■ Directions for this task
Find the string "ساتھ" in the entries and copy each line that has it.

■ Extracted information
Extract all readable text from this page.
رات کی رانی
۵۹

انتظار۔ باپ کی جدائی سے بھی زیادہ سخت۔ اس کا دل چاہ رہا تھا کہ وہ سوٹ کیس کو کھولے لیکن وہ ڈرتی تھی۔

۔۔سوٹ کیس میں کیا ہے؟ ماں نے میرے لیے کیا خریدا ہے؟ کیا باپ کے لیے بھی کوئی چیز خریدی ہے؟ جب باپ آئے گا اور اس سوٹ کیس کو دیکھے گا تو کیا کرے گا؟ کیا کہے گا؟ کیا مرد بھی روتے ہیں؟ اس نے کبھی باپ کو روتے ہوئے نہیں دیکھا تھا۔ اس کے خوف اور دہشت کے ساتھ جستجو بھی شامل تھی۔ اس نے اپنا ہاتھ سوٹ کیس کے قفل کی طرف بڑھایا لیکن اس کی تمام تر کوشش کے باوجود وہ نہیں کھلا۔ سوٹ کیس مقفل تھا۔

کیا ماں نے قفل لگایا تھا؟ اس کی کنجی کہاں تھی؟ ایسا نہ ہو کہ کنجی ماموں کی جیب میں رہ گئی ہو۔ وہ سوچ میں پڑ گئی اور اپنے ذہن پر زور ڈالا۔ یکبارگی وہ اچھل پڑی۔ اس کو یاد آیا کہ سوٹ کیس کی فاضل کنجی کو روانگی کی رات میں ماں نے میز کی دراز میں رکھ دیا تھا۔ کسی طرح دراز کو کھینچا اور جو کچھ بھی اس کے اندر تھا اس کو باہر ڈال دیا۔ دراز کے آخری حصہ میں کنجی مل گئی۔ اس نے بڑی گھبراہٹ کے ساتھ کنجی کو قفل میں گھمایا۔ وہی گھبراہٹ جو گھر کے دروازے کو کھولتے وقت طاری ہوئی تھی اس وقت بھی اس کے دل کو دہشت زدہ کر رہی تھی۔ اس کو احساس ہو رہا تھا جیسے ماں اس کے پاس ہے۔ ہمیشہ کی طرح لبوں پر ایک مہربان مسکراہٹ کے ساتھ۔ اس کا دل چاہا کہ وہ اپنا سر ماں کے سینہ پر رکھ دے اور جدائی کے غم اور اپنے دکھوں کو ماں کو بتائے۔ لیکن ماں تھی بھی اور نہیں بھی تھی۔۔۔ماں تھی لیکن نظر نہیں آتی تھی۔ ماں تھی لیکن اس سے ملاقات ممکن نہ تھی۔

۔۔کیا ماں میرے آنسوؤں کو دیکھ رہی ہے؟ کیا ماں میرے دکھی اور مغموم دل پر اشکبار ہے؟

■ The answer
۔۔سوٹ کیس میں کیا ہے؟ ماں نے میرے لیے کیا خریدا ہے؟ کیا باپ کے لیے بھی کوئی چیز خریدی ہے؟ جب باپ آئے گا اور اس سوٹ کیس کو دیکھے گا تو کیا کرے گا؟ کیا کہے گا؟ کیا مرد بھی روتے ہیں؟ اس نے کبھی باپ کو روتے ہوئے نہیں دیکھا تھا۔ اس کے خوف اور دہشت کے ساتھ جستجو بھی شامل تھی۔ اس نے اپنا ہاتھ سوٹ کیس کے قفل کی طرف بڑھایا لیکن اس کی تمام تر کوشش کے باوجود وہ نہیں کھلا۔ سوٹ کیس مقفل تھا۔
کیا ماں نے قفل لگایا تھا؟ اس کی کنجی کہاں تھی؟ ایسا نہ ہو کہ کنجی ماموں کی جیب میں رہ گئی ہو۔ وہ سوچ میں پڑ گئی اور اپنے ذہن پر زور ڈالا۔ یکبارگی وہ اچھل پڑی۔ اس کو یاد آیا کہ سوٹ کیس کی فاضل کنجی کو روانگی کی رات میں ماں نے میز کی دراز میں رکھ دیا تھا۔ کسی طرح دراز کو کھینچا اور جو کچھ بھی اس کے اندر تھا اس کو باہر ڈال دیا۔ دراز کے آخری حصہ میں کنجی مل گئی۔ اس نے بڑی گھبراہٹ کے ساتھ کنجی کو قفل میں گھمایا۔ وہی گھبراہٹ جو گھر کے دروازے کو کھولتے وقت طاری ہوئی تھی اس وقت بھی اس کے دل کو دہشت زدہ کر رہی تھی۔ اس کو احساس ہو رہا تھا جیسے ماں اس کے پاس ہے۔ ہمیشہ کی طرح لبوں پر ایک مہربان مسکراہٹ کے ساتھ۔ اس کا دل چاہا کہ وہ اپنا سر ماں کے سینہ پر رکھ دے اور جدائی کے غم اور اپنے دکھوں کو ماں کو بتائے۔ لیکن ماں تھی بھی اور نہیں بھی تھی۔۔۔ماں تھی لیکن نظر نہیں آتی تھی۔ ماں تھی لیکن اس سے ملاقات ممکن نہ تھی۔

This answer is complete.